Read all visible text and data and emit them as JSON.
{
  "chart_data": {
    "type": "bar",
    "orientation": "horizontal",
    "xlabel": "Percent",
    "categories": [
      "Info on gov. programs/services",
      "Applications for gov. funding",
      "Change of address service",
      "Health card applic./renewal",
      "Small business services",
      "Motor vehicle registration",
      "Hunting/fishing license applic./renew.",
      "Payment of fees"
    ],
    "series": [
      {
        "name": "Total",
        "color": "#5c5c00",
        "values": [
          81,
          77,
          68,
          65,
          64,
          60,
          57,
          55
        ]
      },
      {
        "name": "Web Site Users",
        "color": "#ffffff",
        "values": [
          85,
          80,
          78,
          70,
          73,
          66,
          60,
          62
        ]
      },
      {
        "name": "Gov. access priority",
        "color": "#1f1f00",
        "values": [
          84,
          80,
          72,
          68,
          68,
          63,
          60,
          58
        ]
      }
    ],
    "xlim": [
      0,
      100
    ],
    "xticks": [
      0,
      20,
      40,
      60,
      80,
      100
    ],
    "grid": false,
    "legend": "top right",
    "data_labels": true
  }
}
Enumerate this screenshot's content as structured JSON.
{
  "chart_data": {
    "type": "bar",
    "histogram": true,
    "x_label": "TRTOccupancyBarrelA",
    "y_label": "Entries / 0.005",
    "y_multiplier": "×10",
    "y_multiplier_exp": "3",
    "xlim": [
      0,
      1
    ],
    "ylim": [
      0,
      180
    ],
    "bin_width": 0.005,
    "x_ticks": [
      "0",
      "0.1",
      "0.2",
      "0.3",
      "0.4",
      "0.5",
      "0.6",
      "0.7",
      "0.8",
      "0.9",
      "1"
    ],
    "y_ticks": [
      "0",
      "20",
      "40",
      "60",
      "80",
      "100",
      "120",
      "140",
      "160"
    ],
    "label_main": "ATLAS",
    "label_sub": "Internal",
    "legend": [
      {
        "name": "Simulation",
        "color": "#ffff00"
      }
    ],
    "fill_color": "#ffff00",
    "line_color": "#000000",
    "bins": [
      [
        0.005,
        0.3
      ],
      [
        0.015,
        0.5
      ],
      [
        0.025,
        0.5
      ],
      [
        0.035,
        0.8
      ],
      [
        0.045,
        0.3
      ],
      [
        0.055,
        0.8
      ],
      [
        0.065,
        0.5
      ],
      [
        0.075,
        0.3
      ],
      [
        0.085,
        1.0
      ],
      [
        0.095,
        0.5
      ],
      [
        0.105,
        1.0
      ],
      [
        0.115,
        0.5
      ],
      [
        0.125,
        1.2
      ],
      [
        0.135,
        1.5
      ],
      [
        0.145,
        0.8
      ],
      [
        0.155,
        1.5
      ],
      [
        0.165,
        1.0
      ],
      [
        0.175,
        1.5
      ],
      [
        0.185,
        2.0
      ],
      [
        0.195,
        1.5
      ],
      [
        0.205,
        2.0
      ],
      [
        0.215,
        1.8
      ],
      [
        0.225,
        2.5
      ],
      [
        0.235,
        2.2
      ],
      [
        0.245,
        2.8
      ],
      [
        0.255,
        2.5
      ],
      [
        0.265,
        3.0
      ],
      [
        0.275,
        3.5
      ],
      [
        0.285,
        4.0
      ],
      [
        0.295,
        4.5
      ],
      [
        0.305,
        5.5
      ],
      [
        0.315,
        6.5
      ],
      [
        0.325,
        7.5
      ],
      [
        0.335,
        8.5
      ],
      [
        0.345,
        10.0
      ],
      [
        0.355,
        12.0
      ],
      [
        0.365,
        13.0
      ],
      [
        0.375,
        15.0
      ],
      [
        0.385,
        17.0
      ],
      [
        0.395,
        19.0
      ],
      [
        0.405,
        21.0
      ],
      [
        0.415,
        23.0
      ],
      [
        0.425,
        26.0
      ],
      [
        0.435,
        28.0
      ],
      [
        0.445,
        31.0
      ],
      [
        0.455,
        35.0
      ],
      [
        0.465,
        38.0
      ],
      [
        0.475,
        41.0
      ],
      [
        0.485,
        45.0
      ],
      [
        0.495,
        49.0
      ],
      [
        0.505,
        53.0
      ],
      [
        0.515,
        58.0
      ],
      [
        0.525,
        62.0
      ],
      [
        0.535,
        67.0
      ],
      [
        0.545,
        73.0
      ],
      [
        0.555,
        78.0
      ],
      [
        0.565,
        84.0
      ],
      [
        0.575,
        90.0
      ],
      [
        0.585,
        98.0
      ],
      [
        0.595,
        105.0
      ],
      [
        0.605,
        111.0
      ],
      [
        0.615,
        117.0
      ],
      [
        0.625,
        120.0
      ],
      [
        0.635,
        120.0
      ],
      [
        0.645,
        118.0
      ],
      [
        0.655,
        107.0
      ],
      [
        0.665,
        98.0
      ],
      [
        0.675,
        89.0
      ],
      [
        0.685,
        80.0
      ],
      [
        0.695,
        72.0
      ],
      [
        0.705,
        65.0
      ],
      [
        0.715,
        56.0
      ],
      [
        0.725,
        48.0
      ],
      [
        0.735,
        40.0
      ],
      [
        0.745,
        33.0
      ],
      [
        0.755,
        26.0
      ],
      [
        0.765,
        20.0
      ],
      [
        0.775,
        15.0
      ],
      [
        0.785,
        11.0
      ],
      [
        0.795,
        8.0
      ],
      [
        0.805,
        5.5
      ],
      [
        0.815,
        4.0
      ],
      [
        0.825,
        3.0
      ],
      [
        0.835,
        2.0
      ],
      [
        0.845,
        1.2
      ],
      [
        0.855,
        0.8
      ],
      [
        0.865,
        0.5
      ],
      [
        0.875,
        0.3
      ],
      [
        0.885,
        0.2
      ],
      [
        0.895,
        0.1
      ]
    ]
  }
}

**THE EXERCISE:** Scan the material above for the string "services" and report each line where you find it.

**PROBLEM SOLUTION:**
      "Info on gov. programs/services",
      "Small business services",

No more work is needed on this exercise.